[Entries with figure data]
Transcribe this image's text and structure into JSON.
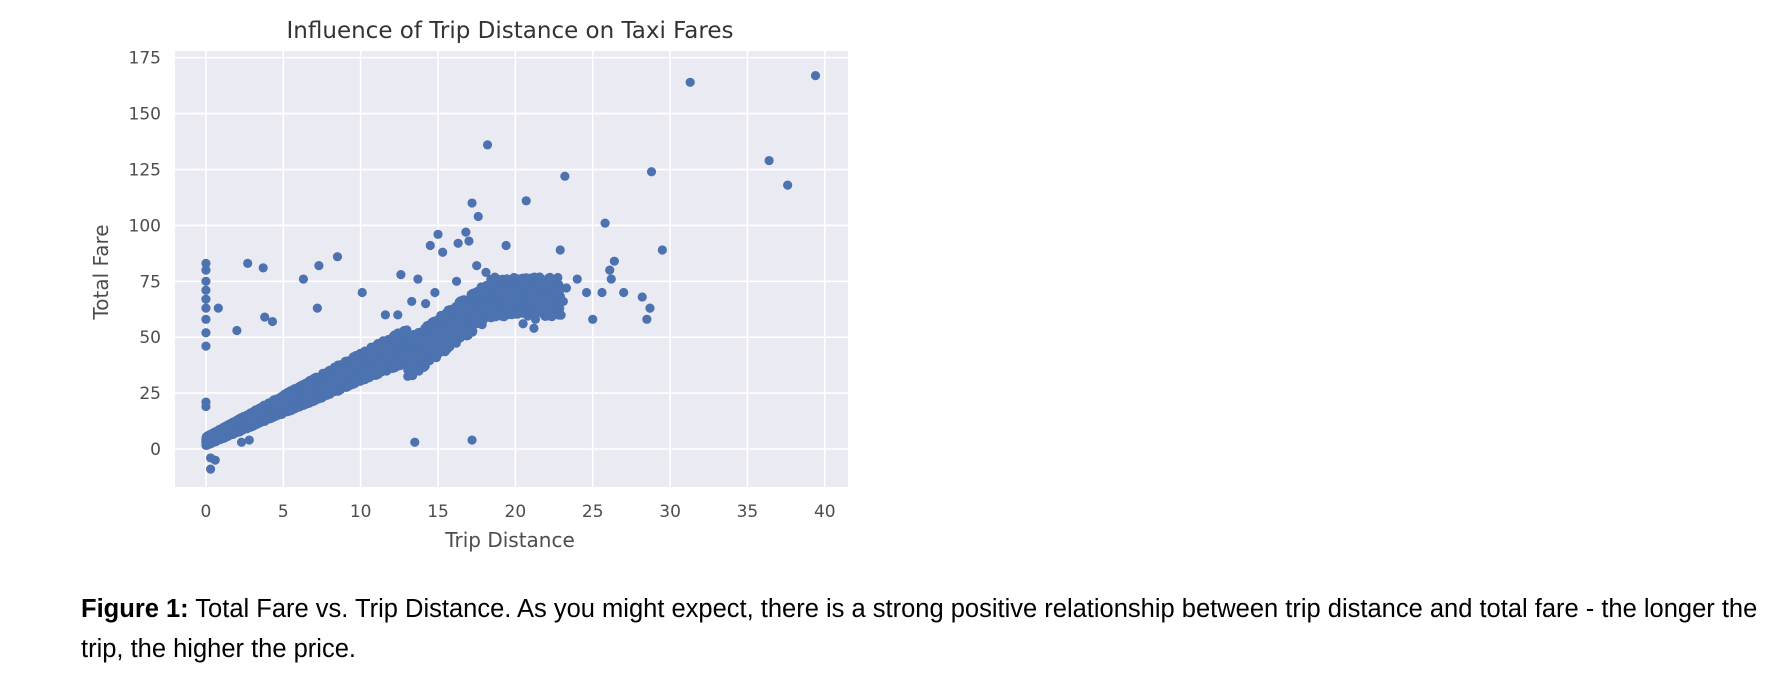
{
  "chart_data": {
    "type": "scatter",
    "title": "Influence of Trip Distance on Taxi Fares",
    "xlabel": "Trip Distance",
    "ylabel": "Total Fare",
    "xlim": [
      -2,
      41.5
    ],
    "ylim": [
      -17,
      178
    ],
    "xticks": [
      0,
      5,
      10,
      15,
      20,
      25,
      30,
      35,
      40
    ],
    "yticks": [
      0,
      25,
      50,
      75,
      100,
      125,
      150,
      175
    ],
    "grid": true,
    "colors": {
      "point": "#4c72b0",
      "plot_background": "#eaeaf2",
      "grid": "#ffffff"
    },
    "series": [
      {
        "points": [
          [
            0,
            83
          ],
          [
            0,
            80
          ],
          [
            0,
            75
          ],
          [
            0,
            71
          ],
          [
            0,
            67
          ],
          [
            0,
            63
          ],
          [
            0,
            58
          ],
          [
            0,
            52
          ],
          [
            0,
            46
          ],
          [
            0,
            21
          ],
          [
            0,
            19
          ],
          [
            0.8,
            63
          ],
          [
            2.7,
            83
          ],
          [
            3.7,
            81
          ],
          [
            2,
            53
          ],
          [
            3.8,
            59
          ],
          [
            4.3,
            57
          ],
          [
            6.3,
            76
          ],
          [
            7.3,
            82
          ],
          [
            7.2,
            63
          ],
          [
            8.5,
            86
          ],
          [
            10.1,
            70
          ],
          [
            12.6,
            78
          ],
          [
            13.3,
            66
          ],
          [
            14.5,
            91
          ],
          [
            15,
            96
          ],
          [
            15.3,
            88
          ],
          [
            16.3,
            92
          ],
          [
            16.8,
            97
          ],
          [
            17,
            93
          ],
          [
            17.2,
            110
          ],
          [
            17.6,
            104
          ],
          [
            18.2,
            136
          ],
          [
            19.4,
            91
          ],
          [
            20.7,
            111
          ],
          [
            23.2,
            122
          ],
          [
            22.9,
            89
          ],
          [
            25.8,
            101
          ],
          [
            28.8,
            124
          ],
          [
            29.5,
            89
          ],
          [
            31.3,
            164
          ],
          [
            36.4,
            129
          ],
          [
            37.6,
            118
          ],
          [
            39.4,
            167
          ],
          [
            24,
            76
          ],
          [
            24.6,
            70
          ],
          [
            25,
            58
          ],
          [
            25.6,
            70
          ],
          [
            26.1,
            80
          ],
          [
            26.4,
            84
          ],
          [
            26.2,
            76
          ],
          [
            27,
            70
          ],
          [
            28.2,
            68
          ],
          [
            28.5,
            58
          ],
          [
            28.7,
            63
          ],
          [
            13.5,
            3
          ],
          [
            17.2,
            4
          ],
          [
            0.3,
            -4
          ],
          [
            0.6,
            -5
          ],
          [
            0.3,
            -9
          ],
          [
            2.3,
            3
          ],
          [
            2.8,
            4
          ],
          [
            14.2,
            65
          ],
          [
            16.2,
            75
          ],
          [
            21.8,
            73
          ],
          [
            22.3,
            68
          ],
          [
            23.1,
            66
          ],
          [
            19.8,
            62
          ],
          [
            20.5,
            56
          ],
          [
            21.3,
            58
          ],
          [
            16.9,
            64
          ],
          [
            15.2,
            48
          ],
          [
            16.6,
            52
          ],
          [
            21.2,
            54
          ],
          [
            19.2,
            74
          ],
          [
            20.6,
            75
          ],
          [
            23.3,
            72
          ],
          [
            13.7,
            76
          ],
          [
            12.4,
            60
          ],
          [
            11.6,
            60
          ],
          [
            18.1,
            79
          ],
          [
            17.5,
            82
          ],
          [
            22.5,
            70
          ],
          [
            14.8,
            70
          ],
          [
            20.2,
            70
          ]
        ]
      }
    ]
  },
  "caption": {
    "label": "Figure 1:",
    "text": " Total Fare vs. Trip Distance. As you might expect, there is a strong positive relationship between trip distance and total fare - the longer the trip, the higher the price."
  }
}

» Task to carry out: Set the entries down again exactly. Do not include the images.

» Solved problem:
Transcribe this image's text and structure into JSON.
{
  "chart_data": {
    "type": "scatter",
    "title": "Influence of Trip Distance on Taxi Fares",
    "xlabel": "Trip Distance",
    "ylabel": "Total Fare",
    "xlim": [
      -2,
      41.5
    ],
    "ylim": [
      -17,
      178
    ],
    "xticks": [
      0,
      5,
      10,
      15,
      20,
      25,
      30,
      35,
      40
    ],
    "yticks": [
      0,
      25,
      50,
      75,
      100,
      125,
      150,
      175
    ],
    "grid": true,
    "colors": {
      "point": "#4c72b0",
      "plot_background": "#eaeaf2",
      "grid": "#ffffff"
    },
    "series": [
      {
        "points": [
          [
            0,
            83
          ],
          [
            0,
            80
          ],
          [
            0,
            75
          ],
          [
            0,
            71
          ],
          [
            0,
            67
          ],
          [
            0,
            63
          ],
          [
            0,
            58
          ],
          [
            0,
            52
          ],
          [
            0,
            46
          ],
          [
            0,
            21
          ],
          [
            0,
            19
          ],
          [
            0.8,
            63
          ],
          [
            2.7,
            83
          ],
          [
            3.7,
            81
          ],
          [
            2,
            53
          ],
          [
            3.8,
            59
          ],
          [
            4.3,
            57
          ],
          [
            6.3,
            76
          ],
          [
            7.3,
            82
          ],
          [
            7.2,
            63
          ],
          [
            8.5,
            86
          ],
          [
            10.1,
            70
          ],
          [
            12.6,
            78
          ],
          [
            13.3,
            66
          ],
          [
            14.5,
            91
          ],
          [
            15,
            96
          ],
          [
            15.3,
            88
          ],
          [
            16.3,
            92
          ],
          [
            16.8,
            97
          ],
          [
            17,
            93
          ],
          [
            17.2,
            110
          ],
          [
            17.6,
            104
          ],
          [
            18.2,
            136
          ],
          [
            19.4,
            91
          ],
          [
            20.7,
            111
          ],
          [
            23.2,
            122
          ],
          [
            22.9,
            89
          ],
          [
            25.8,
            101
          ],
          [
            28.8,
            124
          ],
          [
            29.5,
            89
          ],
          [
            31.3,
            164
          ],
          [
            36.4,
            129
          ],
          [
            37.6,
            118
          ],
          [
            39.4,
            167
          ],
          [
            24,
            76
          ],
          [
            24.6,
            70
          ],
          [
            25,
            58
          ],
          [
            25.6,
            70
          ],
          [
            26.1,
            80
          ],
          [
            26.4,
            84
          ],
          [
            26.2,
            76
          ],
          [
            27,
            70
          ],
          [
            28.2,
            68
          ],
          [
            28.5,
            58
          ],
          [
            28.7,
            63
          ],
          [
            13.5,
            3
          ],
          [
            17.2,
            4
          ],
          [
            0.3,
            -4
          ],
          [
            0.6,
            -5
          ],
          [
            0.3,
            -9
          ],
          [
            2.3,
            3
          ],
          [
            2.8,
            4
          ],
          [
            14.2,
            65
          ],
          [
            16.2,
            75
          ],
          [
            21.8,
            73
          ],
          [
            22.3,
            68
          ],
          [
            23.1,
            66
          ],
          [
            19.8,
            62
          ],
          [
            20.5,
            56
          ],
          [
            21.3,
            58
          ],
          [
            16.9,
            64
          ],
          [
            15.2,
            48
          ],
          [
            16.6,
            52
          ],
          [
            21.2,
            54
          ],
          [
            19.2,
            74
          ],
          [
            20.6,
            75
          ],
          [
            23.3,
            72
          ],
          [
            13.7,
            76
          ],
          [
            12.4,
            60
          ],
          [
            11.6,
            60
          ],
          [
            18.1,
            79
          ],
          [
            17.5,
            82
          ],
          [
            22.5,
            70
          ],
          [
            14.8,
            70
          ],
          [
            20.2,
            70
          ]
        ]
      }
    ]
  },
  "caption": {
    "label": "Figure 1:",
    "text": " Total Fare vs. Trip Distance. As you might expect, there is a strong positive relationship between trip distance and total fare - the longer the trip, the higher the price."
  }
}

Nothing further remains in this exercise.